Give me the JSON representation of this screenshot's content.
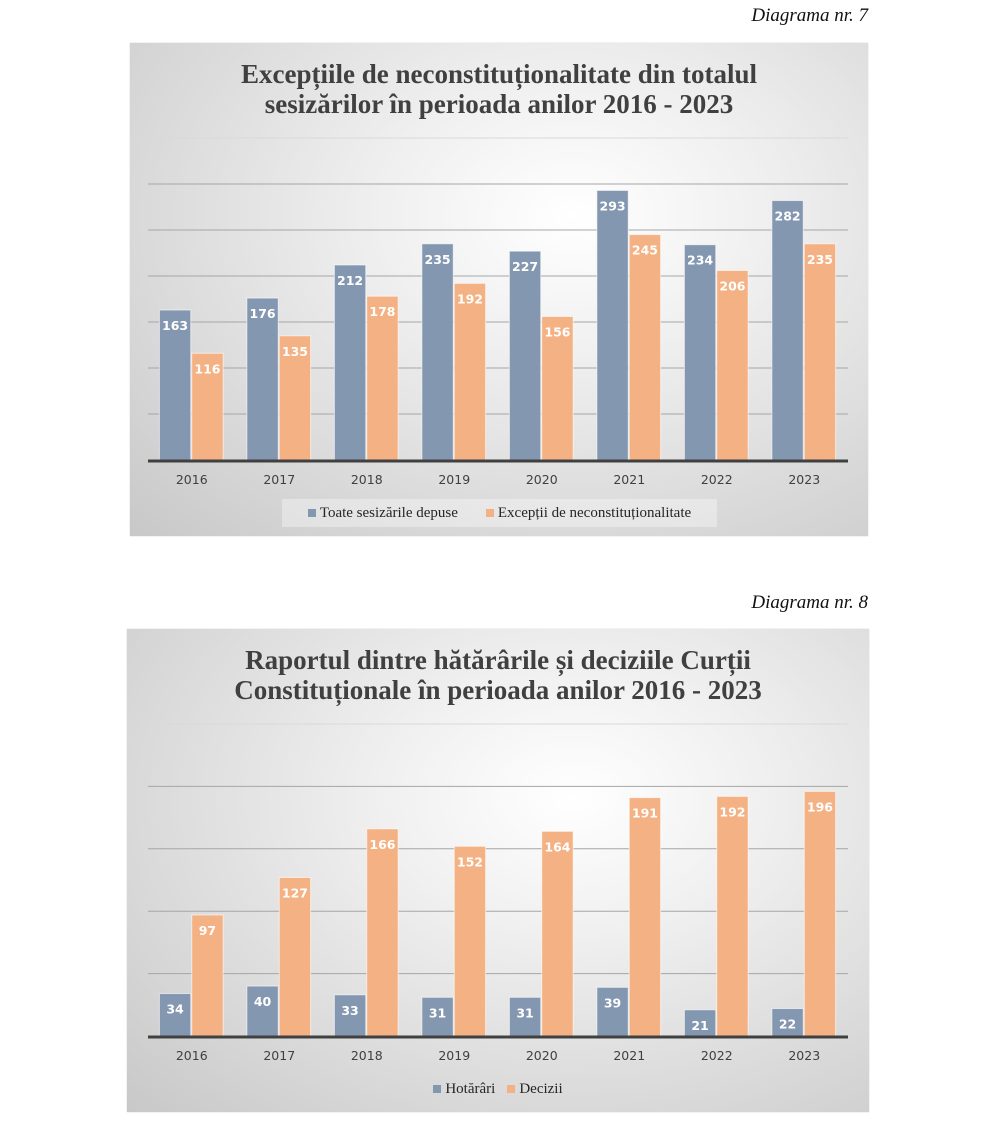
{
  "page": {
    "captions": [
      "Diagrama nr. 7",
      "Diagrama nr. 8"
    ]
  },
  "colors": {
    "series_blue": "#8497b0",
    "series_orange": "#f4b183",
    "gridline": "#a6a6a6",
    "axis": "#404040"
  },
  "chart_data": [
    {
      "type": "bar",
      "title": "Excepțiile de neconstituționalitate din totalul sesizărilor în perioada anilor 2016 - 2023",
      "title_lines": [
        "Excepțiile de neconstituționalitate din totalul",
        "sesizărilor în perioada anilor 2016 - 2023"
      ],
      "categories": [
        "2016",
        "2017",
        "2018",
        "2019",
        "2020",
        "2021",
        "2022",
        "2023"
      ],
      "series": [
        {
          "name": "Toate sesizările depuse",
          "color": "#8497b0",
          "values": [
            163,
            176,
            212,
            235,
            227,
            293,
            234,
            282
          ]
        },
        {
          "name": "Excepții de neconstituționalitate",
          "color": "#f4b183",
          "values": [
            116,
            135,
            178,
            192,
            156,
            245,
            206,
            235
          ]
        }
      ],
      "xlabel": "",
      "ylabel": "",
      "ylim": [
        0,
        350
      ],
      "ytick_step": 50,
      "y_tick_labels_shown": false,
      "grid": true,
      "data_labels": "inside-end",
      "legend": "bottom"
    },
    {
      "type": "bar",
      "title": "Raportul dintre hătărârile și deciziile Curții Constituționale în perioada anilor 2016 - 2023",
      "title_lines": [
        "Raportul dintre hătărârile și deciziile Curții",
        "Constituționale în perioada anilor 2016 - 2023"
      ],
      "categories": [
        "2016",
        "2017",
        "2018",
        "2019",
        "2020",
        "2021",
        "2022",
        "2023"
      ],
      "series": [
        {
          "name": "Hotărâri",
          "color": "#8497b0",
          "values": [
            34,
            40,
            33,
            31,
            31,
            39,
            21,
            22
          ]
        },
        {
          "name": "Decizii",
          "color": "#f4b183",
          "values": [
            97,
            127,
            166,
            152,
            164,
            191,
            192,
            196
          ]
        }
      ],
      "xlabel": "",
      "ylabel": "",
      "ylim": [
        0,
        250
      ],
      "ytick_step": 50,
      "y_tick_labels_shown": false,
      "grid": true,
      "data_labels": "inside-end",
      "legend": "bottom"
    }
  ]
}
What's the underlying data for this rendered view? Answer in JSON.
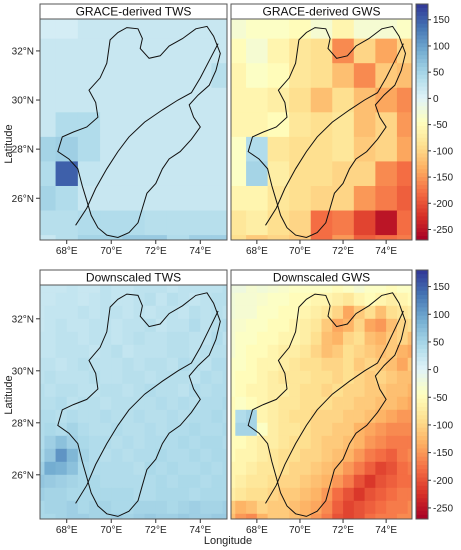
{
  "chart_data": {
    "type": "heatmap",
    "xlabel": "Longitude",
    "ylabel": "Latitude",
    "x_tick_labels": [
      "68°E",
      "70°E",
      "72°E",
      "74°E"
    ],
    "y_tick_labels": [
      "32°N",
      "30°N",
      "28°N",
      "26°N"
    ],
    "x_ticks": [
      68,
      70,
      72,
      74
    ],
    "y_ticks": [
      32,
      30,
      28,
      26
    ],
    "xlim": [
      66.8,
      75.2
    ],
    "ylim": [
      24.3,
      33.3
    ],
    "colorbar": {
      "ticks": [
        150,
        100,
        50,
        0,
        -50,
        -100,
        -150,
        -200,
        -250
      ],
      "tick_labels": [
        "150",
        "100",
        "50",
        "0",
        "-50",
        "-100",
        "-150",
        "-200",
        "-250"
      ],
      "range": [
        -270,
        180
      ],
      "colors": [
        "#a50026",
        "#d73027",
        "#f46d43",
        "#fdae61",
        "#fee090",
        "#ffffbf",
        "#e0f3f8",
        "#abd9e9",
        "#74add1",
        "#4575b4",
        "#313695"
      ]
    },
    "panels": [
      {
        "title": "GRACE-derived TWS",
        "resolution": 1,
        "grid": [
          [
            10,
            10,
            20,
            20,
            20,
            20,
            20,
            20,
            20
          ],
          [
            20,
            20,
            20,
            20,
            20,
            20,
            20,
            20,
            20
          ],
          [
            20,
            20,
            20,
            20,
            20,
            20,
            20,
            20,
            35
          ],
          [
            20,
            20,
            20,
            20,
            20,
            20,
            20,
            20,
            20
          ],
          [
            20,
            40,
            40,
            20,
            20,
            20,
            20,
            20,
            20
          ],
          [
            50,
            55,
            40,
            20,
            20,
            20,
            20,
            20,
            20
          ],
          [
            40,
            150,
            25,
            20,
            20,
            20,
            20,
            20,
            20
          ],
          [
            50,
            40,
            20,
            20,
            20,
            20,
            20,
            20,
            20
          ],
          [
            35,
            35,
            40,
            40,
            40,
            35,
            35,
            35,
            35
          ],
          [
            20,
            35,
            50,
            50,
            60,
            60,
            40,
            55,
            55
          ]
        ]
      },
      {
        "title": "GRACE-derived GWS",
        "resolution": 1,
        "grid": [
          [
            -30,
            -40,
            -40,
            -50,
            -30,
            -60,
            -30,
            -30,
            -40
          ],
          [
            -50,
            -30,
            -60,
            -80,
            -90,
            -160,
            -100,
            -140,
            -100
          ],
          [
            -60,
            -40,
            -50,
            -80,
            -90,
            -120,
            -160,
            -110,
            -120
          ],
          [
            -60,
            -60,
            -70,
            -90,
            -120,
            -90,
            -120,
            -140,
            -160
          ],
          [
            -60,
            -60,
            -50,
            -80,
            -90,
            -80,
            -120,
            -100,
            -150
          ],
          [
            -40,
            40,
            -80,
            -90,
            -90,
            -80,
            -110,
            -100,
            -140
          ],
          [
            -40,
            50,
            -70,
            -90,
            -90,
            -100,
            -100,
            -160,
            -180
          ],
          [
            -60,
            -60,
            -80,
            -90,
            -100,
            -100,
            -150,
            -170,
            -190
          ],
          [
            -80,
            -70,
            -90,
            -100,
            -180,
            -170,
            -210,
            -250,
            -180
          ],
          [
            -90,
            -110,
            -100,
            -110,
            -180,
            -150,
            -190,
            -180,
            -170
          ]
        ]
      },
      {
        "title": "Downscaled TWS",
        "resolution": 0.5,
        "grid": [
          [
            20,
            20,
            20,
            25,
            20,
            20,
            30,
            25,
            25,
            30,
            30,
            30,
            25,
            30,
            30,
            30,
            30,
            35
          ],
          [
            20,
            20,
            25,
            25,
            20,
            25,
            30,
            25,
            25,
            30,
            35,
            25,
            35,
            30,
            25,
            30,
            35,
            35
          ],
          [
            20,
            25,
            25,
            25,
            30,
            25,
            30,
            30,
            25,
            30,
            25,
            30,
            30,
            25,
            35,
            30,
            35,
            30
          ],
          [
            20,
            25,
            30,
            25,
            25,
            30,
            30,
            25,
            30,
            30,
            35,
            25,
            30,
            30,
            40,
            30,
            35,
            40
          ],
          [
            25,
            25,
            30,
            30,
            25,
            30,
            30,
            25,
            30,
            35,
            30,
            30,
            35,
            35,
            30,
            30,
            40,
            30
          ],
          [
            25,
            25,
            30,
            30,
            30,
            25,
            30,
            35,
            25,
            30,
            30,
            30,
            35,
            35,
            30,
            35,
            35,
            35
          ],
          [
            30,
            30,
            25,
            30,
            35,
            30,
            30,
            30,
            35,
            30,
            35,
            35,
            30,
            40,
            35,
            30,
            40,
            40
          ],
          [
            30,
            35,
            30,
            30,
            30,
            35,
            30,
            30,
            35,
            35,
            30,
            35,
            35,
            35,
            30,
            40,
            35,
            40
          ],
          [
            35,
            30,
            35,
            35,
            30,
            30,
            35,
            35,
            30,
            35,
            40,
            35,
            35,
            30,
            40,
            35,
            40,
            40
          ],
          [
            35,
            35,
            40,
            30,
            35,
            35,
            30,
            35,
            35,
            35,
            35,
            40,
            35,
            40,
            35,
            40,
            40,
            45
          ],
          [
            40,
            40,
            35,
            40,
            35,
            35,
            40,
            35,
            35,
            40,
            35,
            35,
            40,
            35,
            40,
            40,
            45,
            40
          ],
          [
            40,
            45,
            40,
            50,
            40,
            35,
            35,
            40,
            35,
            35,
            40,
            35,
            40,
            40,
            45,
            40,
            40,
            45
          ],
          [
            40,
            55,
            70,
            55,
            45,
            40,
            40,
            35,
            40,
            35,
            40,
            40,
            40,
            45,
            40,
            45,
            45,
            40
          ],
          [
            45,
            65,
            110,
            80,
            50,
            40,
            35,
            40,
            35,
            40,
            40,
            45,
            40,
            40,
            45,
            40,
            45,
            45
          ],
          [
            55,
            90,
            85,
            70,
            45,
            40,
            40,
            40,
            40,
            35,
            45,
            40,
            45,
            40,
            40,
            45,
            40,
            45
          ],
          [
            65,
            60,
            55,
            50,
            45,
            45,
            40,
            40,
            40,
            40,
            40,
            45,
            40,
            45,
            45,
            40,
            45,
            45
          ],
          [
            55,
            50,
            50,
            45,
            45,
            45,
            45,
            45,
            45,
            40,
            40,
            45,
            45,
            45,
            40,
            45,
            45,
            45
          ],
          [
            45,
            50,
            50,
            55,
            45,
            50,
            50,
            45,
            45,
            50,
            50,
            50,
            45,
            50,
            55,
            50,
            50,
            55
          ],
          [
            45,
            45,
            50,
            55,
            55,
            50,
            50,
            55,
            50,
            55,
            60,
            55,
            55,
            60,
            55,
            55,
            60,
            60
          ],
          [
            20,
            40,
            50,
            60,
            55,
            50,
            55,
            60,
            55,
            60,
            55,
            60,
            65,
            60,
            70,
            65,
            60,
            60
          ]
        ]
      },
      {
        "title": "Downscaled GWS",
        "resolution": 0.5,
        "grid": [
          [
            -20,
            -20,
            -30,
            -25,
            -30,
            -35,
            -40,
            -40,
            -40,
            -40,
            -50,
            -40,
            -30,
            -40,
            -40,
            -50,
            -40,
            -40
          ],
          [
            -25,
            -30,
            -30,
            -35,
            -40,
            -40,
            -50,
            -50,
            -60,
            -60,
            -70,
            -80,
            -60,
            -50,
            -60,
            -70,
            -60,
            -50
          ],
          [
            -25,
            -30,
            -30,
            -40,
            -40,
            -50,
            -50,
            -60,
            -70,
            -80,
            -100,
            -140,
            -110,
            -90,
            -120,
            -90,
            -80,
            -70
          ],
          [
            -30,
            -35,
            -40,
            -40,
            -50,
            -50,
            -60,
            -70,
            -80,
            -110,
            -140,
            -130,
            -100,
            -140,
            -150,
            -120,
            -100,
            -90
          ],
          [
            -30,
            -40,
            -40,
            -50,
            -50,
            -60,
            -60,
            -70,
            -90,
            -120,
            -130,
            -100,
            -90,
            -120,
            -130,
            -110,
            -100,
            -120
          ],
          [
            -30,
            -40,
            -50,
            -50,
            -60,
            -70,
            -70,
            -80,
            -100,
            -120,
            -110,
            -90,
            -100,
            -110,
            -120,
            -110,
            -130,
            -140
          ],
          [
            -40,
            -40,
            -50,
            -60,
            -60,
            -70,
            -80,
            -90,
            -90,
            -100,
            -100,
            -90,
            -110,
            -100,
            -110,
            -120,
            -140,
            -110
          ],
          [
            -40,
            -50,
            -50,
            -60,
            -70,
            -80,
            -80,
            -80,
            -90,
            -90,
            -100,
            -90,
            -100,
            -110,
            -100,
            -110,
            -120,
            -120
          ],
          [
            -40,
            -50,
            -60,
            -60,
            -70,
            -70,
            -80,
            -90,
            -90,
            -100,
            -90,
            -100,
            -100,
            -110,
            -110,
            -120,
            -120,
            -130
          ],
          [
            -50,
            -40,
            -50,
            -60,
            -70,
            -80,
            -80,
            -90,
            -90,
            -90,
            -100,
            -100,
            -110,
            -110,
            -120,
            -120,
            -130,
            -140
          ],
          [
            -50,
            40,
            50,
            -60,
            -70,
            -80,
            -90,
            -90,
            -100,
            -100,
            -100,
            -110,
            -110,
            -120,
            -130,
            -140,
            -150,
            -150
          ],
          [
            -50,
            50,
            50,
            -40,
            -70,
            -80,
            -80,
            -90,
            -100,
            -100,
            -110,
            -110,
            -130,
            -140,
            -150,
            -160,
            -160,
            -160
          ],
          [
            -50,
            -50,
            -60,
            -70,
            -70,
            -80,
            -90,
            -90,
            -100,
            -110,
            -110,
            -120,
            -130,
            -150,
            -160,
            -170,
            -170,
            -170
          ],
          [
            -50,
            -60,
            -60,
            -70,
            -80,
            -90,
            -90,
            -100,
            -100,
            -110,
            -120,
            -130,
            -150,
            -170,
            -180,
            -190,
            -170,
            -160
          ],
          [
            -60,
            -60,
            -70,
            -80,
            -80,
            -90,
            -100,
            -100,
            -110,
            -120,
            -130,
            -150,
            -170,
            -190,
            -210,
            -200,
            -180,
            -170
          ],
          [
            -60,
            -70,
            -80,
            -80,
            -90,
            -100,
            -100,
            -110,
            -120,
            -130,
            -150,
            -170,
            -200,
            -220,
            -200,
            -190,
            -180,
            -180
          ],
          [
            -70,
            -80,
            -90,
            -90,
            -100,
            -110,
            -110,
            -120,
            -130,
            -150,
            -180,
            -200,
            -220,
            -200,
            -190,
            -180,
            -170,
            -170
          ],
          [
            -110,
            -130,
            -120,
            -100,
            -110,
            -110,
            -120,
            -130,
            -140,
            -160,
            -190,
            -210,
            -200,
            -190,
            -180,
            -170,
            -170,
            -160
          ],
          [
            -120,
            -150,
            -160,
            -130,
            -110,
            -110,
            -120,
            -130,
            -150,
            -170,
            -200,
            -210,
            -200,
            -180,
            -170,
            -170,
            -160,
            -160
          ],
          [
            -80,
            -100,
            -110,
            -100,
            -100,
            -110,
            -120,
            -130,
            -160,
            -180,
            -190,
            -190,
            -180,
            -170,
            -160,
            -170,
            -160,
            -160
          ]
        ]
      }
    ]
  }
}
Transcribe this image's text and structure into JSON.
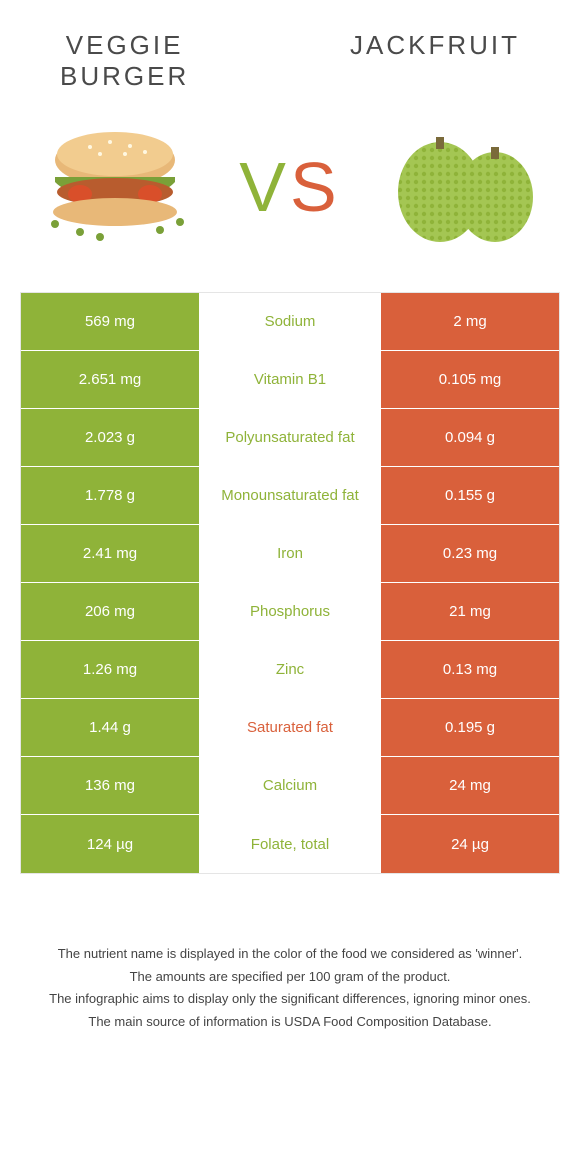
{
  "header": {
    "left_title": "Veggie\nburger",
    "right_title": "Jackfruit",
    "vs_v": "V",
    "vs_s": "S"
  },
  "colors": {
    "left": "#8fb339",
    "right": "#d9603b"
  },
  "rows": [
    {
      "left": "569 mg",
      "label": "Sodium",
      "right": "2 mg",
      "winner": "left"
    },
    {
      "left": "2.651 mg",
      "label": "Vitamin B1",
      "right": "0.105 mg",
      "winner": "left"
    },
    {
      "left": "2.023 g",
      "label": "Polyunsaturated fat",
      "right": "0.094 g",
      "winner": "left"
    },
    {
      "left": "1.778 g",
      "label": "Monounsaturated fat",
      "right": "0.155 g",
      "winner": "left"
    },
    {
      "left": "2.41 mg",
      "label": "Iron",
      "right": "0.23 mg",
      "winner": "left"
    },
    {
      "left": "206 mg",
      "label": "Phosphorus",
      "right": "21 mg",
      "winner": "left"
    },
    {
      "left": "1.26 mg",
      "label": "Zinc",
      "right": "0.13 mg",
      "winner": "left"
    },
    {
      "left": "1.44 g",
      "label": "Saturated fat",
      "right": "0.195 g",
      "winner": "right"
    },
    {
      "left": "136 mg",
      "label": "Calcium",
      "right": "24 mg",
      "winner": "left"
    },
    {
      "left": "124 µg",
      "label": "Folate, total",
      "right": "24 µg",
      "winner": "left"
    }
  ],
  "footnotes": [
    "The nutrient name is displayed in the color of the food we considered as 'winner'.",
    "The amounts are specified per 100 gram of the product.",
    "The infographic aims to display only the significant differences, ignoring minor ones.",
    "The main source of information is USDA Food Composition Database."
  ]
}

#####

* TASK DIRECTIONS
Only the number is wanted: how many lines in the preceding entries hold the string "Excepțiile"?

* ANSWER FOR THE TASK
2